____ EXCERPTED TEXT
Question 2: Will Blackwell ban abortion?
Short answer: He couldn’t if he wanted to.
Choice regarding abortion will remain the law in Ohio even if Ken Blackwell is elected governor. Justice Kennedy is unlikely to reverse undermine his concurrence in Planned Parenthood v. Casey, so Roe v. Wade is likely to remain the law of the land. Not that reversing Roe would be a bad thing, since judicial usurpation of a contentious issue has perforce driven the debate to the margins, with none of the compromise and accessibility of the legislative process. But deciding whom to vote for as governor on the basis of abortion alone is a lot like refusing to fly in an airplane because it might end up in the Sears Tower. Not impossible, just phobic.
Nonetheless, it is possible that the legislative and executive branch may be restored to their rightful supremacy in the separation of powers. Pursuant to the “culture of life” and demand for greater responsibility that Ken espouses, Ken advocates prohibiting abortion in all circumstances, even to save the life of the mother. Ken’s views are actually more nuanced than his own statements may indicate, however, since he would countenance medical intervention on behalf of the mother even if it was a certainty that the blastopore, embryo, fetus, or baby, as Ken would call it, would die as the result. Even so, his views contradict even the most restrictive reading of Jewish law regarding the permissibility of abortion, which oppose abortion on demand but may go beyond the exceptions that usually exist (danger to mother’s life, rape, and incest). A Rabbi will take psychological factors into account when deciding if an abortion is permissible or rather required. The danger to the mental health of a girl/woman may make abortion permissible under Jewish Law in limited situations.
So must a Jew vote against a politician who advocates a policy that would transgress Jewish law? Of course not. No legislative majority shares Ken’s abolitionist views, and in any case any law that actually passed is likely to include an exception based on religious conscience. So voting for Ken does not in any way put a pro-choice Jew at risk of having to choose between halachah and the laws of Ohio. Besides, one policy does not a decision make, and most candidates at some point or other, including many Jewish ones, have advocated policies that transgress Jewish law.
Question 3: Is Ken good for the Jews, or will he impose a “Cristocracy”?
Short answer: Ken often says “The opposite of a theocracy is not a secular state but one that respects the religious views of all its citizens.”
Like any other community of like-minded individuals, practicing Christians seek to live in a society that reflects their views. Like any other community, they desire and have the right seek to organize around common values and find it convenient to build on networks developed in institutions that support their understanding, adoption, and practice of those common values. The law forbids clergy of tax-exempt religious organizations from endorsing a particular candidate from the pulpit and no more. The US Constitution forbids “the establishment of religion or abridging the free exercise thereof.”
________
→ **THE TASK**:
Answer these questions from the text above about Ken Blackwell:
(a) What is the short answer given to Question 2?
(b) Which three exceptions does the text say usually exist?
(c) What does the law forbid clergy of tax-exempt religious organizations from doing?
____ PROVIDED MATERIAL
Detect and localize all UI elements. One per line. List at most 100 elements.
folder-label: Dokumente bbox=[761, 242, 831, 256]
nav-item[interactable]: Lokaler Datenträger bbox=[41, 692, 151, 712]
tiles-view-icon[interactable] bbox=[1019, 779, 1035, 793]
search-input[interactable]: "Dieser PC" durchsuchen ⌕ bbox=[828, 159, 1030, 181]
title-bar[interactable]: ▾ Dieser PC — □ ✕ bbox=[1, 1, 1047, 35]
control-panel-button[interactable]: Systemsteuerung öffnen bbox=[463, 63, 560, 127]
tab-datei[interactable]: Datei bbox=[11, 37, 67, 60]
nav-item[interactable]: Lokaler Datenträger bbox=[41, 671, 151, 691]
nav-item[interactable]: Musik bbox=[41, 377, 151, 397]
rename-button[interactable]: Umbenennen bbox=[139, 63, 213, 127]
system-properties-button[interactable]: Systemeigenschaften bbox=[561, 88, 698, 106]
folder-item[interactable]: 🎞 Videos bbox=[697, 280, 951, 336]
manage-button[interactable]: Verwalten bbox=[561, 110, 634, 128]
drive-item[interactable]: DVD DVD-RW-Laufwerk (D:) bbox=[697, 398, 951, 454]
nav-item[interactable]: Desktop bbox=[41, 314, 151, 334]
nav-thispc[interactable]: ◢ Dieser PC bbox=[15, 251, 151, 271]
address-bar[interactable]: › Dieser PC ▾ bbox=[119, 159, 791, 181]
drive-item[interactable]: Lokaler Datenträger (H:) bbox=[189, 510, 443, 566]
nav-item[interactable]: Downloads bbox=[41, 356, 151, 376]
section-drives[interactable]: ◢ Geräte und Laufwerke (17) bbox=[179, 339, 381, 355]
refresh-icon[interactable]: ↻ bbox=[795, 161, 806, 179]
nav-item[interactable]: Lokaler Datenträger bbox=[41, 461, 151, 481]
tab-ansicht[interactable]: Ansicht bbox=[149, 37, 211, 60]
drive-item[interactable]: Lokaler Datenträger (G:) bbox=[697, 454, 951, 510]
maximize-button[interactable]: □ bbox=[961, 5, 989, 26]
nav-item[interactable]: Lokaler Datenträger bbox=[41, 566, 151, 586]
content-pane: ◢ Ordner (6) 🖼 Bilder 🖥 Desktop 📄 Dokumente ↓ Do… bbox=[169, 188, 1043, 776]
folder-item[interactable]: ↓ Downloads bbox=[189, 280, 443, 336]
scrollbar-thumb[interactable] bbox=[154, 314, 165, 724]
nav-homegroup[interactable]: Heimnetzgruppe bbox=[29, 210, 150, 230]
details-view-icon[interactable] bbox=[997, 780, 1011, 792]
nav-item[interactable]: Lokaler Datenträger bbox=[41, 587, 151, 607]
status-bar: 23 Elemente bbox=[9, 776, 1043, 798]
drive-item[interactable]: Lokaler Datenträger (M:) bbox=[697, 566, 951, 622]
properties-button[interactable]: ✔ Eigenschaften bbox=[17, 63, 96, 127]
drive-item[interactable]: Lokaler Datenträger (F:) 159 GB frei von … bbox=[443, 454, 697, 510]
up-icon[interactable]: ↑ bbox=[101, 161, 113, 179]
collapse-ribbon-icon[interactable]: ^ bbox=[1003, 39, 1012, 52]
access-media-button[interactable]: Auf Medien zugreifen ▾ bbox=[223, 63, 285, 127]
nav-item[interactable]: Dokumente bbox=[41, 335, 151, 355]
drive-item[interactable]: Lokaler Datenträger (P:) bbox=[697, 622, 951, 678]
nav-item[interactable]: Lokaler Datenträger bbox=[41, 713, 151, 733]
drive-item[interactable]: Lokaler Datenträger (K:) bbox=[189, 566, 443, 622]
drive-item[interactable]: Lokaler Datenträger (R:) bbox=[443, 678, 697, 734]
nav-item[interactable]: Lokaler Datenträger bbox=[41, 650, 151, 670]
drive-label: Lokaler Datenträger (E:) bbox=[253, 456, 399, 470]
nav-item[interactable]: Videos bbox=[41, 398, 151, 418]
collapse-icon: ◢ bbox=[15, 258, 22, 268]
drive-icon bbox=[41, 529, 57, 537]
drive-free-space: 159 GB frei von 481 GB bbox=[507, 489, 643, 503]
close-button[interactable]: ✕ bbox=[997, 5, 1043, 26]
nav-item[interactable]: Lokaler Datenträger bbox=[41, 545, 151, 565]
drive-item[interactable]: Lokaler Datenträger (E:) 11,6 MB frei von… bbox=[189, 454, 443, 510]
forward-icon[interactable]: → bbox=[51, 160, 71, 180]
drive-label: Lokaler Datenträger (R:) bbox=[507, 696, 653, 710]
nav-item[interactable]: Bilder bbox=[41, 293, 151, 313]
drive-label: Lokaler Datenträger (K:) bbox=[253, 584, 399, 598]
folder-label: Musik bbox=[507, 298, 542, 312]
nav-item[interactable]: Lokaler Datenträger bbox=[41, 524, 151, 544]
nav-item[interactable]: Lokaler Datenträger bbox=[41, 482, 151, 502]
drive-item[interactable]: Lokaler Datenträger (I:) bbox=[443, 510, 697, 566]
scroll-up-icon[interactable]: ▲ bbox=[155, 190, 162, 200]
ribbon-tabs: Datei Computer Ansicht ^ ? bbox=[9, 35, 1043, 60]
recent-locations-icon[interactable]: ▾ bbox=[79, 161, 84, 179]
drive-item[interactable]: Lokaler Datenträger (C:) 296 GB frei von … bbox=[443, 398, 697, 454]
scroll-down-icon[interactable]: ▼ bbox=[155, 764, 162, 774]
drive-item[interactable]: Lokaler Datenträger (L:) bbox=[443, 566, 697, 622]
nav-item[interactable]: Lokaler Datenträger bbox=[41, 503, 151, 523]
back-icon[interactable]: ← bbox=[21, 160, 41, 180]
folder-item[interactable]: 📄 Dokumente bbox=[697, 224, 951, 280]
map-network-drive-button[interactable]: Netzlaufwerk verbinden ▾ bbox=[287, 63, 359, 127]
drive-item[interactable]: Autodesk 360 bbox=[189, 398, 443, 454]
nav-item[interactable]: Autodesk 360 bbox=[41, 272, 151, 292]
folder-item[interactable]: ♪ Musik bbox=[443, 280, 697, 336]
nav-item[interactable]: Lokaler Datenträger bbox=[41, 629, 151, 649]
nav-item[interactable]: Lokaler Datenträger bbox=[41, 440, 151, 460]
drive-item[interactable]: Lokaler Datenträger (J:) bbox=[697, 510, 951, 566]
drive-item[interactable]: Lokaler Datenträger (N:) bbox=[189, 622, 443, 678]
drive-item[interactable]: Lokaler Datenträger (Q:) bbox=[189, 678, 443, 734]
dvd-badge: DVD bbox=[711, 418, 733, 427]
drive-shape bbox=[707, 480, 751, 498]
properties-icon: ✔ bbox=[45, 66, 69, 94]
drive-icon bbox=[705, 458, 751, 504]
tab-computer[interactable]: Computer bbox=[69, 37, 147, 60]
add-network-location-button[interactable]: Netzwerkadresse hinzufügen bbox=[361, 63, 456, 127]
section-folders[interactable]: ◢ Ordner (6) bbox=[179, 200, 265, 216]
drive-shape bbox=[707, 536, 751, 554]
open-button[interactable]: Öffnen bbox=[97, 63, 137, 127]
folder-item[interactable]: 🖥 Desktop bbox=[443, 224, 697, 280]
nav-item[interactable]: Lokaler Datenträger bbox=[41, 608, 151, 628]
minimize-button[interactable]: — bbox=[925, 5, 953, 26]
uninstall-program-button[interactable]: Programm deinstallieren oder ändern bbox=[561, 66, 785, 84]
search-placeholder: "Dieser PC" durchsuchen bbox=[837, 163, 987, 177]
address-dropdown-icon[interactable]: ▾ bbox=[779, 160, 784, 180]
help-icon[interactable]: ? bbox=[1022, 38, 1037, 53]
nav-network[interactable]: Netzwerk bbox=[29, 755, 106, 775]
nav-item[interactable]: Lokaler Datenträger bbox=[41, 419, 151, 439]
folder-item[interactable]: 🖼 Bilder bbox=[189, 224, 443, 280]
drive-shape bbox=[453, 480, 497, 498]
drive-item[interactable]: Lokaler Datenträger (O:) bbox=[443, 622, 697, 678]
________
→ **EXPECTED OUTPUT**:
(a) He couldn't if he wanted to.
(b) Danger to the mother's life, rape, and incest.
(c) Endorsing a particular candidate from the pulpit.